--- START OF Stored rows ---

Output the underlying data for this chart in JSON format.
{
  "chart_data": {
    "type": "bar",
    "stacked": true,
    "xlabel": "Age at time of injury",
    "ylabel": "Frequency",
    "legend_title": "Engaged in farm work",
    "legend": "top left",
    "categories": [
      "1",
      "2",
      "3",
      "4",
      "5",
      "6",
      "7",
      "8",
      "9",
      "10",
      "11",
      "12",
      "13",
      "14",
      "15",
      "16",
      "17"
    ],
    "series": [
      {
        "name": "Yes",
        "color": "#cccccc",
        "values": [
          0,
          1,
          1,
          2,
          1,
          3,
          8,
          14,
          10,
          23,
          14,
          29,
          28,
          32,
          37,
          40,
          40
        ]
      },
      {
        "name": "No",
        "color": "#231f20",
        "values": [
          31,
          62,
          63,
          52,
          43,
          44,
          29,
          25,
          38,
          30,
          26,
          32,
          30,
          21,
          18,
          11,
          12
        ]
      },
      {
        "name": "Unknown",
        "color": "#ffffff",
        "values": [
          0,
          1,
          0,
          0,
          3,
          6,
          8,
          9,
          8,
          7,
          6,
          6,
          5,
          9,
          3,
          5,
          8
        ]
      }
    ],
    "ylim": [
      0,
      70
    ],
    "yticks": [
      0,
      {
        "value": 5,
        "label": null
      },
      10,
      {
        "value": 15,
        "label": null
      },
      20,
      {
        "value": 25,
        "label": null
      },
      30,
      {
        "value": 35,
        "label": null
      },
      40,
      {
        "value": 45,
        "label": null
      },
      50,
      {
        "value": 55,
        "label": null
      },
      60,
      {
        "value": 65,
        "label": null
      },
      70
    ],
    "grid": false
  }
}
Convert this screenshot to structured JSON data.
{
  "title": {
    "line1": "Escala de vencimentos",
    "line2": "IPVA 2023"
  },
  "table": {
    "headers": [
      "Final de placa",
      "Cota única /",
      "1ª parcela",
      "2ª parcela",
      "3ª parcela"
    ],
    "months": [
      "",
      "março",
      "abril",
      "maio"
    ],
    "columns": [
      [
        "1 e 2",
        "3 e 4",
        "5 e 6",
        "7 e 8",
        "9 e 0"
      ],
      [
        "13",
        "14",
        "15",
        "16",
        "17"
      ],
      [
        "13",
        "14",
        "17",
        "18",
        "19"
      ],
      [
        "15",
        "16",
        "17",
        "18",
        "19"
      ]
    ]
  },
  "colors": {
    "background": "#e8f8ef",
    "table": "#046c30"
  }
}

--- END OF Stored rows ---

▶ Aim of the task
Using the material above, extract the line that contains "Convert this screenshot" and every line after it, exactly as given; stop at the last line.

▶ Task answer
Convert this screenshot to structured JSON data.
{
  "title": {
    "line1": "Escala de vencimentos",
    "line2": "IPVA 2023"
  },
  "table": {
    "headers": [
      "Final de placa",
      "Cota única /",
      "1ª parcela",
      "2ª parcela",
      "3ª parcela"
    ],
    "months": [
      "",
      "março",
      "abril",
      "maio"
    ],
    "columns": [
      [
        "1 e 2",
        "3 e 4",
        "5 e 6",
        "7 e 8",
        "9 e 0"
      ],
      [
        "13",
        "14",
        "15",
        "16",
        "17"
      ],
      [
        "13",
        "14",
        "17",
        "18",
        "19"
      ],
      [
        "15",
        "16",
        "17",
        "18",
        "19"
      ]
    ]
  },
  "colors": {
    "background": "#e8f8ef",
    "table": "#046c30"
  }
}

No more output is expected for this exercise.